# EXERCISE DETAILS
Find and return each line containing "tinggi".

# MATERIAL FOR THE TASK
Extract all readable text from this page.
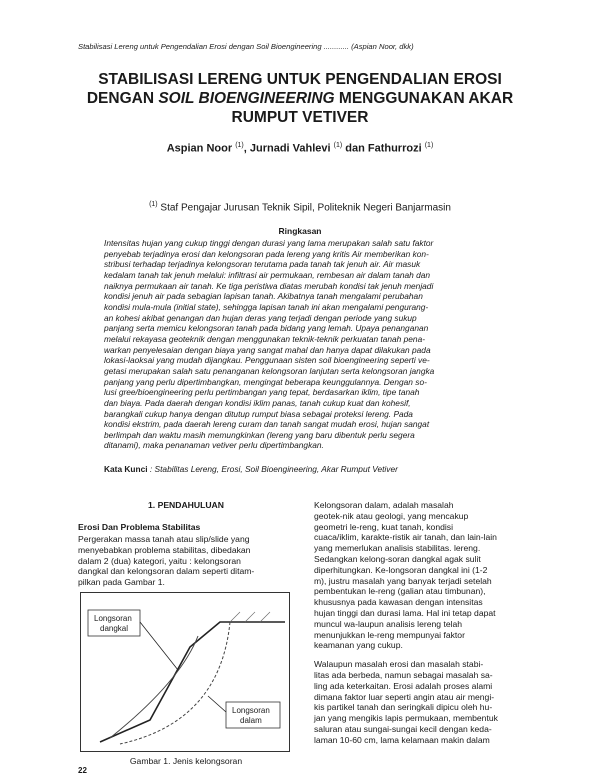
Stabilisasi Lereng untuk Pengendalian Erosi dengan Soil Bioengineering ............ (Aspian Noor, dkk)
STABILISASI LERENG UNTUK PENGENDALIAN EROSI
DENGAN SOIL BIOENGINEERING MENGGUNAKAN AKAR
RUMPUT VETIVER
Aspian Noor $^{(1)}$, Jurnadi Vahlevi $^{(1)}$ dan Fathurrozi $^{(1)}$
$^{(1)}$ Staf Pengajar Jurusan Teknik Sipil, Politeknik Negeri Banjarmasin
Ringkasan
Intensitas hujan yang cukup tinggi dengan durasi yang lama merupakan salah satu faktor
penyebab terjadinya erosi dan kelongsoran pada lereng yang kritis Air memberikan kon-
stribusi terhadap terjadinya kelongsoran terutama pada tanah tak jenuh air. Air masuk
kedalam tanah tak jenuh melalui: infiltrasi air permukaan, rembesan air dalam tanah dan
naiknya permukaan air tanah. Ke tiga peristiwa diatas merubah kondisi tak jenuh menjadi
kondisi jenuh air pada sebagian lapisan tanah. Akibatnya tanah mengalami perubahan
kondisi mula-mula (initial state), sehingga lapisan tanah ini akan mengalami pengurang-
an kohesi akibat genangan dan hujan deras yang terjadi dengan periode yang sukup
panjang serta memicu kelongsoran tanah pada bidang yang lemah. Upaya penanganan
melalui rekayasa geoteknik dengan menggunakan teknik-teknik perkuatan tanah pena-
warkan penyelesaian dengan biaya yang sangat mahal dan hanya dapat dilakukan pada
lokasi-laoksai yang mudah dijangkau. Penggunaan sisten soil bioengineering seperti ve-
getasi merupakan salah satu penanganan kelongsoran lanjutan serta kelongsoran jangka
panjang yang perlu dipertimbangkan, mengingat beberapa keunggulannya. Dengan so-
lusi gree/bioengineering perlu pertimbangan yang tepat, berdasarkan iklim, tipe tanah
dan biaya. Pada daerah dengan kondisi iklim panas, tanah cukup kuat dan kohesif,
barangkali cukup hanya dengan ditutup rumput biasa sebagai proteksi lereng. Pada
kondisi ekstrim, pada daerah lereng curam dan tanah sangat mudah erosi, hujan sangat
berlimpah dan waktu masih memungkinkan (lereng yang baru dibentuk perlu segera
ditanami), maka penanaman vetiver perlu dipertimbangkan.
Kata Kunci : Stabilitas Lereng, Erosi, Soil Bioengineering, Akar Rumput Vetiver
1. PENDAHULUAN
Erosi Dan Problema Stabilitas
Pergerakan massa tanah atau slip/slide yang
menyebabkan problema stabilitas, dibedakan
dalam 2 (dua) kategori, yaitu : kelongsoran
dangkal dan kelongsoran dalam seperti ditam-
pilkan pada Gambar 1.
Longsoran
dangkal
Longsoran
dalam
Gambar 1. Jenis kelongsoran
Kelongsoran dalam, adalah masalah
geotek-nik atau geologi, yang mencakup
geometri le-reng, kuat tanah, kondisi
cuaca/iklim, karakte-ristik air tanah, dan lain-lain
yang memerlukan analisis stabilitas. lereng.
Sedangkan kelong-soran dangkal agak sulit
diperhitungkan. Ke-longsoran dangkal ini (1-2
m), justru masalah yang banyak terjadi setelah
pembentukan le-reng (galian atau timbunan),
khususnya pada kawasan dengan intensitas
hujan tinggi dan durasi lama. Hal ini tetap dapat
muncul wa-laupun analisis lereng telah
menunjukkan le-reng mempunyai faktor
keamanan yang cukup.
Walaupun masalah erosi dan masalah stabi-
litas ada berbeda, namun sebagai masalah sa-
ling ada keterkaitan. Erosi adalah proses alami
dimana faktor luar seperti angin atau air mengi-
kis partikel tanah dan seringkali dipicu oleh hu-
jan yang mengikis lapis permukaan, membentuk
saluran atau sungai-sungai kecil dengan keda-
laman 10-60 cm, lama kelamaan makin dalam
22
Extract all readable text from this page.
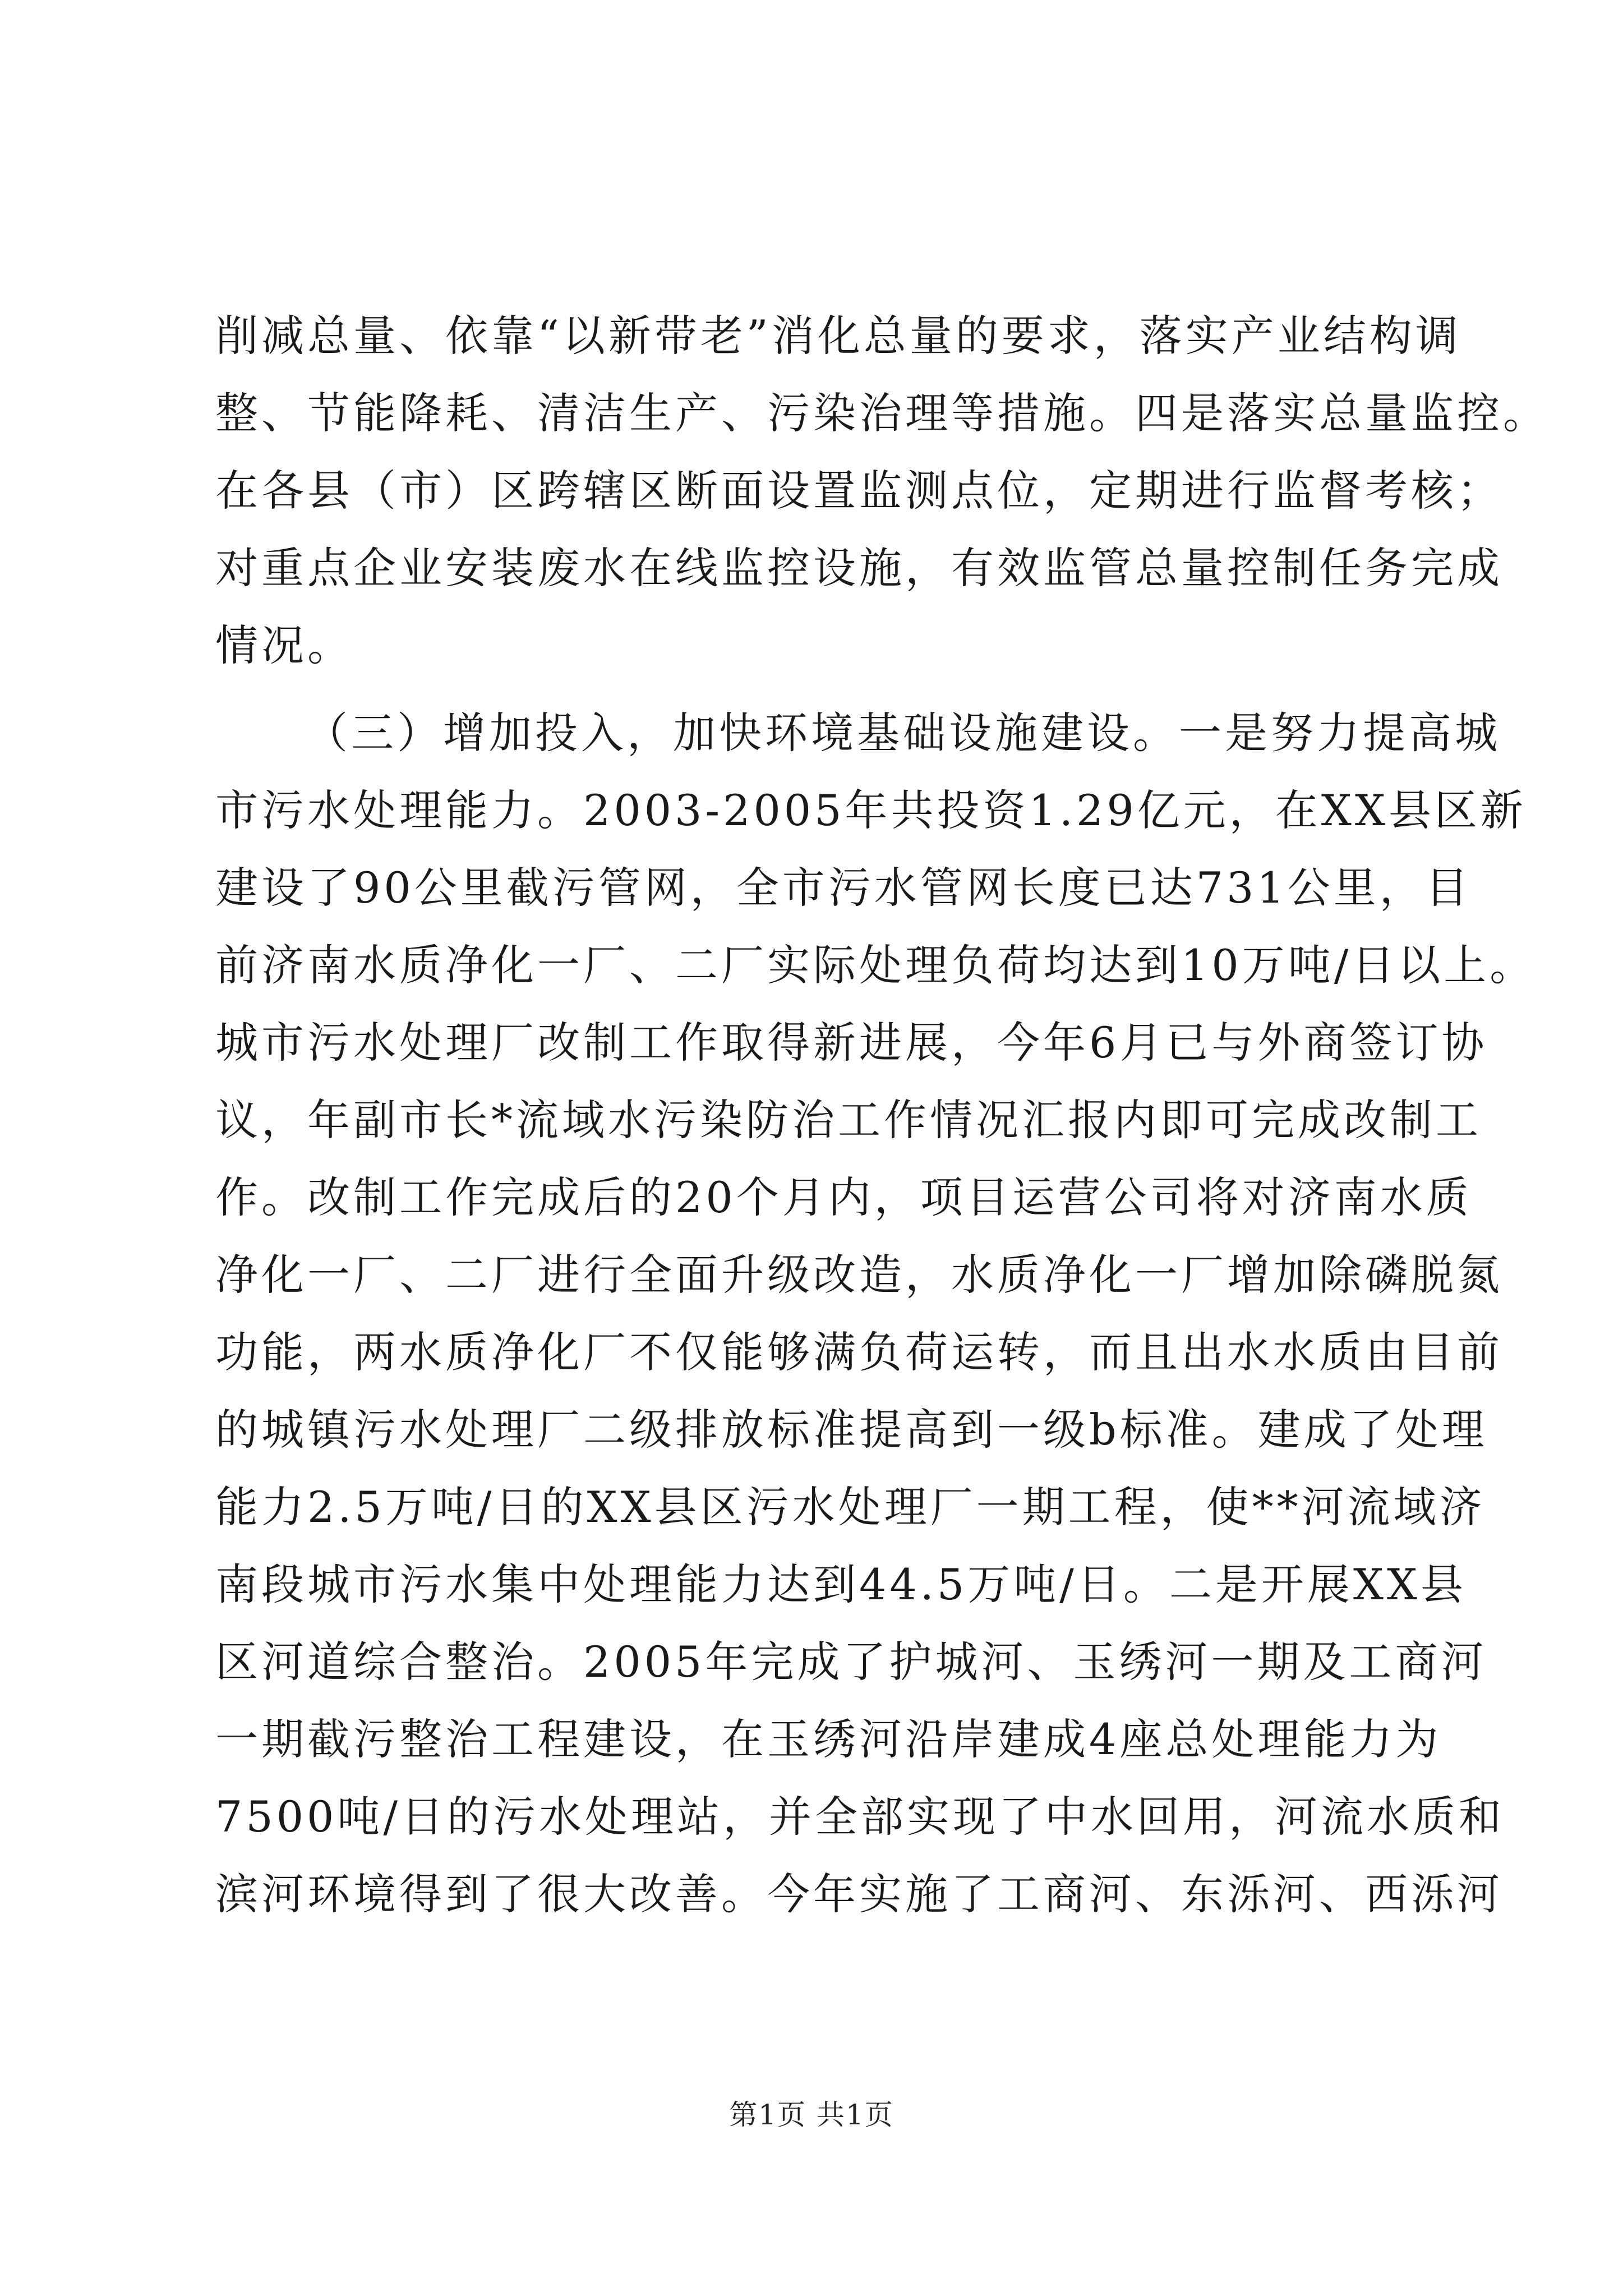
削减总量、依靠“以新带老”消化总量的要求，落实产业结构调
整、节能降耗、清洁生产、污染治理等措施。四是落实总量监控。
在各县（市）区跨辖区断面设置监测点位，定期进行监督考核；
对重点企业安装废水在线监控设施，有效监管总量控制任务完成
情况。
（三）增加投入，加快环境基础设施建设。一是努力提高城
市污水处理能力。2003-2005年共投资1.29亿元，在XX县区新
建设了90公里截污管网，全市污水管网长度已达731公里，目
前济南水质净化一厂、二厂实际处理负荷均达到10万吨/日以上。
城市污水处理厂改制工作取得新进展，今年6月已与外商签订协
议，年副市长*流域水污染防治工作情况汇报内即可完成改制工
作。改制工作完成后的20个月内，项目运营公司将对济南水质
净化一厂、二厂进行全面升级改造，水质净化一厂增加除磷脱氮
功能，两水质净化厂不仅能够满负荷运转，而且出水水质由目前
的城镇污水处理厂二级排放标准提高到一级b标准。建成了处理
能力2.5万吨/日的XX县区污水处理厂一期工程，使**河流域济
南段城市污水集中处理能力达到44.5万吨/日。二是开展XX县
区河道综合整治。2005年完成了护城河、玉绣河一期及工商河
一期截污整治工程建设，在玉绣河沿岸建成4座总处理能力为
7500吨/日的污水处理站，并全部实现了中水回用，河流水质和
滨河环境得到了很大改善。今年实施了工商河、东泺河、西泺河
第1页 共1页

# ANSWER TO THIS TASK
Intensitas hujan yang cukup tinggi dengan durasi yang lama merupakan salah satu faktor
hujan tinggi dan durasi lama. Hal ini tetap dapat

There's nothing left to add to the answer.